[Data records]

########

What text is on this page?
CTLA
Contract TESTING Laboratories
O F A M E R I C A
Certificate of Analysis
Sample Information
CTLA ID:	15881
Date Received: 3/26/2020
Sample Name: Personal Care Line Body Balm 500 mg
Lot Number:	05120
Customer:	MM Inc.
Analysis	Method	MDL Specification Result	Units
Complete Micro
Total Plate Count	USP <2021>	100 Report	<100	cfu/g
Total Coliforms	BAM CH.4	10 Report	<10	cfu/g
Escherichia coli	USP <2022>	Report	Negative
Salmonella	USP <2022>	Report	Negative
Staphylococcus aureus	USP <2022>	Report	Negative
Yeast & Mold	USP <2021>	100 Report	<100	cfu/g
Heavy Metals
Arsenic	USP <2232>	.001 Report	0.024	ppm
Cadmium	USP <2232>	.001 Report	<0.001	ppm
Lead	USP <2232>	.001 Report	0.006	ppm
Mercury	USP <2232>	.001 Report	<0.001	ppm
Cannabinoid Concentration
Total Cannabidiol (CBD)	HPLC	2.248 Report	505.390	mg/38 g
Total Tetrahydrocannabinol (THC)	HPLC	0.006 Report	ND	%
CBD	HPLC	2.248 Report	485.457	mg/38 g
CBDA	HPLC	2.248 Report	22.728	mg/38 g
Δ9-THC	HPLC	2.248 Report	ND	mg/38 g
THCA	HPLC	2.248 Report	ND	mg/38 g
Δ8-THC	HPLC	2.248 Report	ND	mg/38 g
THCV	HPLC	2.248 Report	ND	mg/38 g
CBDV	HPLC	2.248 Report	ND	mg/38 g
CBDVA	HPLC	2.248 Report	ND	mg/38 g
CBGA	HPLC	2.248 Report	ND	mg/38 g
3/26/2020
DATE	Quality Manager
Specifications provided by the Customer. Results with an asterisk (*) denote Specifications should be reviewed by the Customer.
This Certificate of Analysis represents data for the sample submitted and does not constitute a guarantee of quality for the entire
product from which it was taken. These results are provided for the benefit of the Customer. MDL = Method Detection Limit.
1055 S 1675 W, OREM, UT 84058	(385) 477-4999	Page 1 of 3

########

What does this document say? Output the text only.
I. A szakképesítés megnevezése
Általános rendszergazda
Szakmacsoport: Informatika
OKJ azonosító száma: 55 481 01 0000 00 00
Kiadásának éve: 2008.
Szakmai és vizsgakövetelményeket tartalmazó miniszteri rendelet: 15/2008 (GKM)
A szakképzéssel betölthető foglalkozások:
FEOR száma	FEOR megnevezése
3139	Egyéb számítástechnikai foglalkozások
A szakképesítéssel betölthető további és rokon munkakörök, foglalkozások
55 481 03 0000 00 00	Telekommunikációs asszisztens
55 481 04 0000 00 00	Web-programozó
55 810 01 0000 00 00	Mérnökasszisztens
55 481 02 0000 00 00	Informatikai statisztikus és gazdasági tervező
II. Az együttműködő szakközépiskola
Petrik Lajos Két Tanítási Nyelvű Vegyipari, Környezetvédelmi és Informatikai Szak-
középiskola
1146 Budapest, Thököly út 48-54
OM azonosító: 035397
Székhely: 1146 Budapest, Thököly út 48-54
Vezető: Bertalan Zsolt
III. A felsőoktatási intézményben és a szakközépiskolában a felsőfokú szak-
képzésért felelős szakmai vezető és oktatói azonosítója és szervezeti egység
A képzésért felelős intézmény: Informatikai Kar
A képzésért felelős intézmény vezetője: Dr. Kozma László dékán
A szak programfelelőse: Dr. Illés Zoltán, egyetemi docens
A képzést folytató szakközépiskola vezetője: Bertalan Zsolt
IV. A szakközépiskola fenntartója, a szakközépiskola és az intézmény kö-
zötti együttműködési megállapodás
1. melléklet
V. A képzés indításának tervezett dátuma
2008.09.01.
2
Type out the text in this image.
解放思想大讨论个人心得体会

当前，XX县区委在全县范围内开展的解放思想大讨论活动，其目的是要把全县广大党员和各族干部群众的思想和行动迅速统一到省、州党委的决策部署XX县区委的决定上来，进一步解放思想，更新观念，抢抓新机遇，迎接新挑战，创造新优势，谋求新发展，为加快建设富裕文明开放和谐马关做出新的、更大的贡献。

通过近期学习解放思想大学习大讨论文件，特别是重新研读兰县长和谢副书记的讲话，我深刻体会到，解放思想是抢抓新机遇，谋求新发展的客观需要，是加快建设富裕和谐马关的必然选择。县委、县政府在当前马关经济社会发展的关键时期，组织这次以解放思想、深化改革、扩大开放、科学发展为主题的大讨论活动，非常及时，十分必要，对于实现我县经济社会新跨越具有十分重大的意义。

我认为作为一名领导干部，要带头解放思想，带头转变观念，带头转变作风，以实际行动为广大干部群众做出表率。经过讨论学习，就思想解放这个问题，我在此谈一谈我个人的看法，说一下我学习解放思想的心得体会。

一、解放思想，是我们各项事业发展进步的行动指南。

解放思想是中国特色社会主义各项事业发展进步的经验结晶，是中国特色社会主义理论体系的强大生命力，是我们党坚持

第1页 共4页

########

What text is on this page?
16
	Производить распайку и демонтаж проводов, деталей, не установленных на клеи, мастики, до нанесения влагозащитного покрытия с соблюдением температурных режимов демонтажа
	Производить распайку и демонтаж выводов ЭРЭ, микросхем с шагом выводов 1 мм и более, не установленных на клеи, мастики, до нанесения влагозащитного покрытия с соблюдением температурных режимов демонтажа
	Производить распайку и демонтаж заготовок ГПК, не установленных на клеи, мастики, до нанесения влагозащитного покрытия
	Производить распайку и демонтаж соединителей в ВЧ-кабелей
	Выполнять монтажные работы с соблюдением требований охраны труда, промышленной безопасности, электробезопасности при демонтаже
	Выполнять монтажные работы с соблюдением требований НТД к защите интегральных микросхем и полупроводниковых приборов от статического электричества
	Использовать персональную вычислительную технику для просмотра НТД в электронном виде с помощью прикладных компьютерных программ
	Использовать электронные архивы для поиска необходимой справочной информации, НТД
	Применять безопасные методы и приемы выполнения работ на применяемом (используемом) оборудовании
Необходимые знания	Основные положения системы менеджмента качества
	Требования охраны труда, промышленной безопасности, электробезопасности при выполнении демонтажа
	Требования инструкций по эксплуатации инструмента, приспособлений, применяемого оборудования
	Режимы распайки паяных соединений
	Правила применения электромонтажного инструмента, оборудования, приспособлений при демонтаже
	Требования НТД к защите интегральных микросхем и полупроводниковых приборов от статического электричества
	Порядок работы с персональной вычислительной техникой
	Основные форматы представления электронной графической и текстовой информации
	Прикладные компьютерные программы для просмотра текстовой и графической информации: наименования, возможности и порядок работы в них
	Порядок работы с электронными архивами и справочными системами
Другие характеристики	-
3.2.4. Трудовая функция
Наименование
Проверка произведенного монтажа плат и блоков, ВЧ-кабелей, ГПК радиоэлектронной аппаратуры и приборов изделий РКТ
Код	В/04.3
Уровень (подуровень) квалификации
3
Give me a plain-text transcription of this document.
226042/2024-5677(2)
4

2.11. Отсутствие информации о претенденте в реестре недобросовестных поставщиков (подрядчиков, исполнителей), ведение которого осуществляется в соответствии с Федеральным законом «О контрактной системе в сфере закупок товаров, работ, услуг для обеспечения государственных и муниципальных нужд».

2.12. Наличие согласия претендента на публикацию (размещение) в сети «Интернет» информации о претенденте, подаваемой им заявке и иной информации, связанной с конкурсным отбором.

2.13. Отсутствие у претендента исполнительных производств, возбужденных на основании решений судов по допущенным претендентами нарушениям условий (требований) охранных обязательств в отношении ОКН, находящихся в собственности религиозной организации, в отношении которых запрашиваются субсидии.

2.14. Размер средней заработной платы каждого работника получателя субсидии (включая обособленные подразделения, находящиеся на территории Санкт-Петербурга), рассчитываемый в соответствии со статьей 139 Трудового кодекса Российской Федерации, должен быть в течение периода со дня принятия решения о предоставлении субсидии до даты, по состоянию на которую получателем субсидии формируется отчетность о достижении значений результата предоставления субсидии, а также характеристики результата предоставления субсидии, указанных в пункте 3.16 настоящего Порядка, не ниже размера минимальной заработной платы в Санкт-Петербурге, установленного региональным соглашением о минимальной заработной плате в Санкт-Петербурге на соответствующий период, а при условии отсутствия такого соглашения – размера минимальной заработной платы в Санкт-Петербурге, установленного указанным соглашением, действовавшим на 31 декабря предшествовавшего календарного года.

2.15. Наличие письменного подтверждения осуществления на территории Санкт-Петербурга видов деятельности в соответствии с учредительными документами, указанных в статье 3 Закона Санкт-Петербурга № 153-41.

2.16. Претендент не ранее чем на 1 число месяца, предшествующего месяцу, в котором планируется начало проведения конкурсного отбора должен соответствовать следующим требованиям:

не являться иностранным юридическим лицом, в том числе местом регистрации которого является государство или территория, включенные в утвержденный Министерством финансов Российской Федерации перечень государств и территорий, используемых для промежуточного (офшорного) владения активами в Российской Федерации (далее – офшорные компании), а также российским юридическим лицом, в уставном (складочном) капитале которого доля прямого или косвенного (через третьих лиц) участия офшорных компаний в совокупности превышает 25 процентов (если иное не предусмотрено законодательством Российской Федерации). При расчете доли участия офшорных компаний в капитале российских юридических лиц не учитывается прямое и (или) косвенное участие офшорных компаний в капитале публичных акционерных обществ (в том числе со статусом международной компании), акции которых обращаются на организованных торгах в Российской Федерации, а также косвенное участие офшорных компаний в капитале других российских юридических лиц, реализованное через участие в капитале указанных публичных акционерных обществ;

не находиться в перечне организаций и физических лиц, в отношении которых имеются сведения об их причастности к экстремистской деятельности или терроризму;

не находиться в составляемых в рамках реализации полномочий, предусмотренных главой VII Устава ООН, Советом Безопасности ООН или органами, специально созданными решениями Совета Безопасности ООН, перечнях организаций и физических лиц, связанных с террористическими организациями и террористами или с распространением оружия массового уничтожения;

########

*Goal*: Select, from the listing, all lines that include the word "претендента".

*The reply*:
2.12. Наличие согласия претендента на публикацию (размещение) в сети «Интернет» информации о претенденте, подаваемой им заявке и иной информации, связанной с конкурсным отбором.
2.13. Отсутствие у претендента исполнительных производств, возбужденных на основании решений судов по допущенным претендентами нарушениям условий (требований) охранных обязательств в отношении ОКН, находящихся в собственности религиозной организации, в отношении которых запрашиваются субсидии.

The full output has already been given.